Provided data:
══════════
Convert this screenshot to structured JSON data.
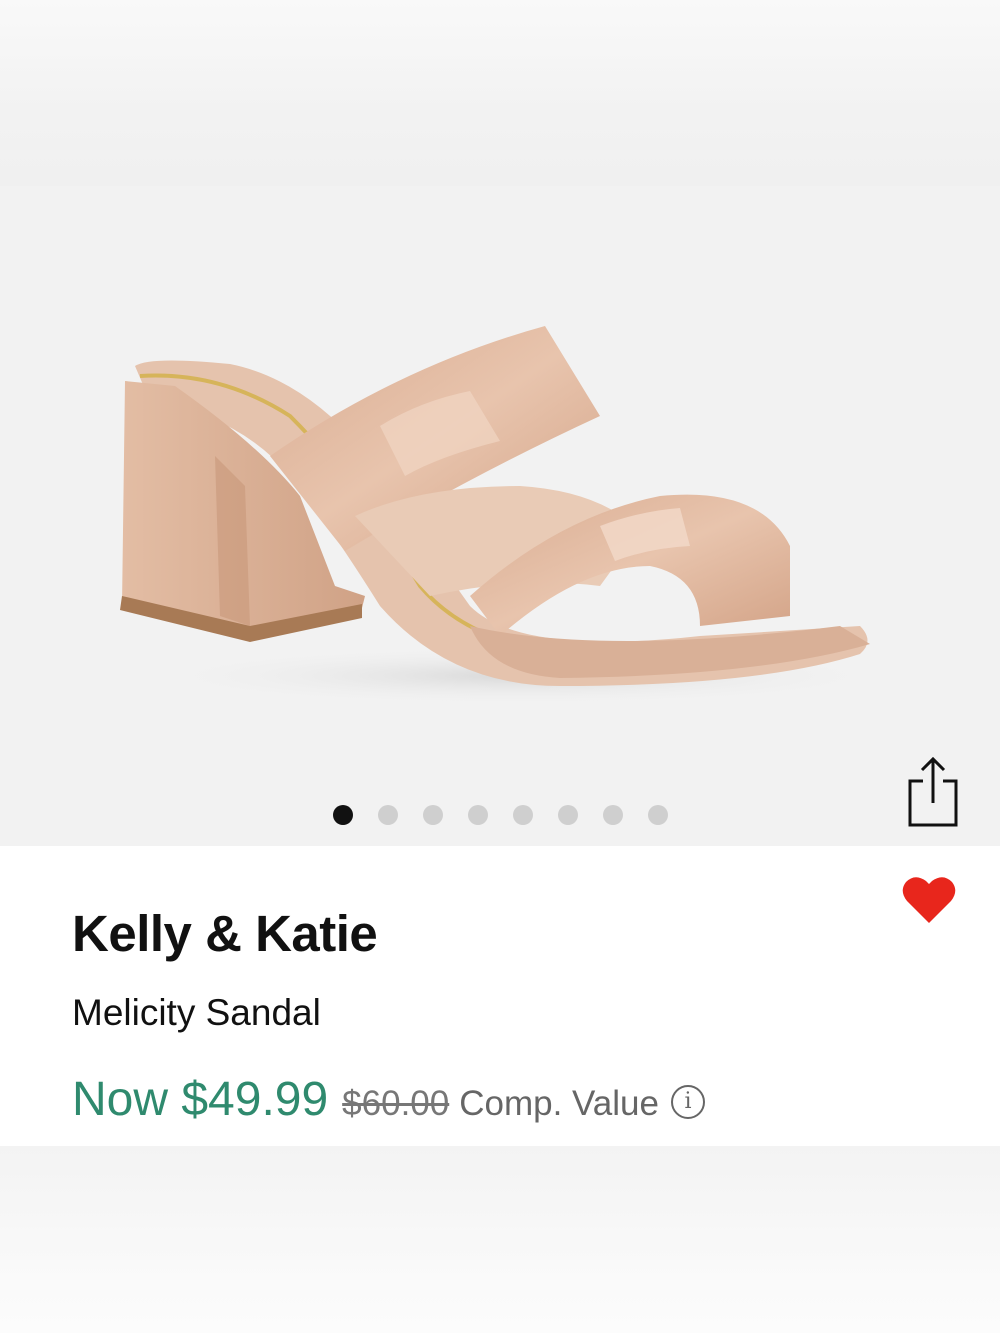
{
  "product": {
    "brand": "Kelly & Katie",
    "name": "Melicity Sandal",
    "now_price": "Now $49.99",
    "original_price": "$60.00",
    "comp_value_label": "Comp. Value",
    "info_glyph": "i"
  },
  "gallery": {
    "image_count": 8,
    "active_index": 0
  },
  "icons": {
    "share": "share-icon",
    "favorite": "heart-icon",
    "info": "info-icon"
  },
  "colors": {
    "price_green": "#2f8a6e",
    "heart_red": "#e8261c",
    "sandal_nude": "#e2b9a0"
  }
}
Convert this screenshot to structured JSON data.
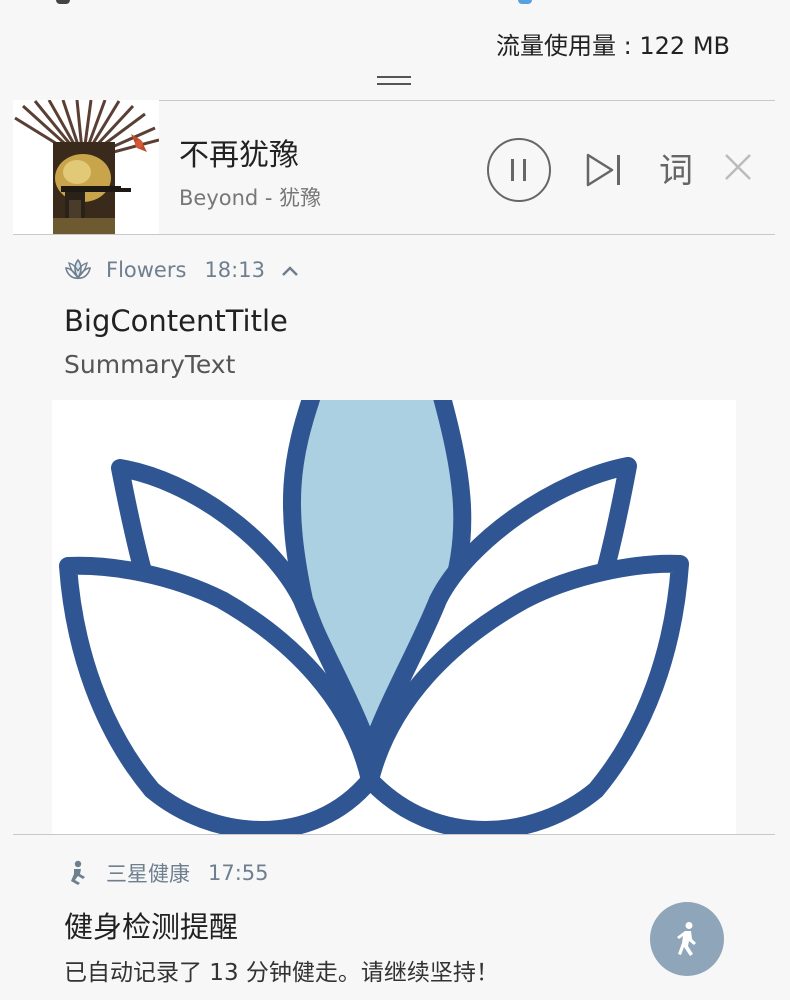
{
  "status_bar": {
    "data_usage": "流量使用量 : 122 MB"
  },
  "media_player": {
    "song_title": "不再犹豫",
    "artist_line": "Beyond - 犹豫",
    "album_art_icon": "album-cover-image",
    "controls": {
      "pause_icon": "pause-icon",
      "next_icon": "skip-next-icon",
      "lyrics_label": "词",
      "close_icon": "close-icon"
    }
  },
  "flowers_notification": {
    "app_name": "Flowers",
    "time": "18:13",
    "app_icon": "lotus-icon",
    "expand_icon": "chevron-up-icon",
    "title": "BigContentTitle",
    "summary": "SummaryText",
    "picture": "lotus-flower-image",
    "colors": {
      "stroke": "#2f5592",
      "fill_center": "#abd0e2",
      "header_text": "#6f7f8f"
    }
  },
  "health_notification": {
    "app_name": "三星健康",
    "time": "17:55",
    "app_icon": "health-person-icon",
    "title": "健身检测提醒",
    "text": "已自动记录了 13 分钟健走。请继续坚持！",
    "action_icon": "walking-person-icon",
    "colors": {
      "fab": "#8fa5b9"
    }
  }
}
══════════
Write out all the records again, exactly, minus any pictures.

Solved problem:
Convert this screenshot to structured JSON data.
{
  "product": {
    "brand": "Kelly & Katie",
    "name": "Melicity Sandal",
    "now_price": "Now $49.99",
    "original_price": "$60.00",
    "comp_value_label": "Comp. Value",
    "info_glyph": "i"
  },
  "gallery": {
    "image_count": 8,
    "active_index": 0
  },
  "icons": {
    "share": "share-icon",
    "favorite": "heart-icon",
    "info": "info-icon"
  },
  "colors": {
    "price_green": "#2f8a6e",
    "heart_red": "#e8261c",
    "sandal_nude": "#e2b9a0"
  }
}
Convert this screenshot to structured JSON data.
{
  "status_bar": {
    "data_usage": "流量使用量 : 122 MB"
  },
  "media_player": {
    "song_title": "不再犹豫",
    "artist_line": "Beyond - 犹豫",
    "album_art_icon": "album-cover-image",
    "controls": {
      "pause_icon": "pause-icon",
      "next_icon": "skip-next-icon",
      "lyrics_label": "词",
      "close_icon": "close-icon"
    }
  },
  "flowers_notification": {
    "app_name": "Flowers",
    "time": "18:13",
    "app_icon": "lotus-icon",
    "expand_icon": "chevron-up-icon",
    "title": "BigContentTitle",
    "summary": "SummaryText",
    "picture": "lotus-flower-image",
    "colors": {
      "stroke": "#2f5592",
      "fill_center": "#abd0e2",
      "header_text": "#6f7f8f"
    }
  },
  "health_notification": {
    "app_name": "三星健康",
    "time": "17:55",
    "app_icon": "health-person-icon",
    "title": "健身检测提醒",
    "text": "已自动记录了 13 分钟健走。请继续坚持！",
    "action_icon": "walking-person-icon",
    "colors": {
      "fab": "#8fa5b9"
    }
  }
}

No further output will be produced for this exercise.